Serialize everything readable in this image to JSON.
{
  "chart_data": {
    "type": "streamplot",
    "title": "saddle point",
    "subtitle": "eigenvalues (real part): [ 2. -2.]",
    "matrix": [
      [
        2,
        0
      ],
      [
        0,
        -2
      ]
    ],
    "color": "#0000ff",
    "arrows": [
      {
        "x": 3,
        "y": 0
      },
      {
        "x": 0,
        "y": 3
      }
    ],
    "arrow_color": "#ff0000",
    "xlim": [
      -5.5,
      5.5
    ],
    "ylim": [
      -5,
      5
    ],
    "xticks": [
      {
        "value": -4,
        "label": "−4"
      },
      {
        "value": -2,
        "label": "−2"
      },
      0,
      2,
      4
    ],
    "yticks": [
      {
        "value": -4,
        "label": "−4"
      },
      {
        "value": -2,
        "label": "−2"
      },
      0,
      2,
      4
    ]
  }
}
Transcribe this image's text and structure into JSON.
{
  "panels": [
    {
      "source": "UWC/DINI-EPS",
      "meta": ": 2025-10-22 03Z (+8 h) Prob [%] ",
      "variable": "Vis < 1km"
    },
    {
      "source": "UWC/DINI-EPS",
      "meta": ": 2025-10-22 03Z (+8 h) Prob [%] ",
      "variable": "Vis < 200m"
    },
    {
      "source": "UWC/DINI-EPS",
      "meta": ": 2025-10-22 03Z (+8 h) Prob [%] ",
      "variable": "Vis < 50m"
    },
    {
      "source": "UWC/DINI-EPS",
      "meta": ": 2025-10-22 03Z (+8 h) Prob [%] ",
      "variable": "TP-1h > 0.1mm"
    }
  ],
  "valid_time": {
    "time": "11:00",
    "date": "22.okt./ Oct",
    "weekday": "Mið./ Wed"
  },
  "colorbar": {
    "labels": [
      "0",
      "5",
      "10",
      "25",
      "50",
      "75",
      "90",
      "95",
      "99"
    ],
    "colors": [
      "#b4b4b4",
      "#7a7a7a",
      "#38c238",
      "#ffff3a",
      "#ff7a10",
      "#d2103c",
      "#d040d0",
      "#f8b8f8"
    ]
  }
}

• _EXERCISE DESCRIPTION_
Copy each record from above exactly, and include every line.

• _SOLUTION TO THE EXERCISE_
Serialize everything readable in this image to JSON.
{
  "chart_data": {
    "type": "streamplot",
    "title": "saddle point",
    "subtitle": "eigenvalues (real part): [ 2. -2.]",
    "matrix": [
      [
        2,
        0
      ],
      [
        0,
        -2
      ]
    ],
    "color": "#0000ff",
    "arrows": [
      {
        "x": 3,
        "y": 0
      },
      {
        "x": 0,
        "y": 3
      }
    ],
    "arrow_color": "#ff0000",
    "xlim": [
      -5.5,
      5.5
    ],
    "ylim": [
      -5,
      5
    ],
    "xticks": [
      {
        "value": -4,
        "label": "−4"
      },
      {
        "value": -2,
        "label": "−2"
      },
      0,
      2,
      4
    ],
    "yticks": [
      {
        "value": -4,
        "label": "−4"
      },
      {
        "value": -2,
        "label": "−2"
      },
      0,
      2,
      4
    ]
  }
}
Transcribe this image's text and structure into JSON.
{
  "panels": [
    {
      "source": "UWC/DINI-EPS",
      "meta": ": 2025-10-22 03Z (+8 h) Prob [%] ",
      "variable": "Vis < 1km"
    },
    {
      "source": "UWC/DINI-EPS",
      "meta": ": 2025-10-22 03Z (+8 h) Prob [%] ",
      "variable": "Vis < 200m"
    },
    {
      "source": "UWC/DINI-EPS",
      "meta": ": 2025-10-22 03Z (+8 h) Prob [%] ",
      "variable": "Vis < 50m"
    },
    {
      "source": "UWC/DINI-EPS",
      "meta": ": 2025-10-22 03Z (+8 h) Prob [%] ",
      "variable": "TP-1h > 0.1mm"
    }
  ],
  "valid_time": {
    "time": "11:00",
    "date": "22.okt./ Oct",
    "weekday": "Mið./ Wed"
  },
  "colorbar": {
    "labels": [
      "0",
      "5",
      "10",
      "25",
      "50",
      "75",
      "90",
      "95",
      "99"
    ],
    "colors": [
      "#b4b4b4",
      "#7a7a7a",
      "#38c238",
      "#ffff3a",
      "#ff7a10",
      "#d2103c",
      "#d040d0",
      "#f8b8f8"
    ]
  }
}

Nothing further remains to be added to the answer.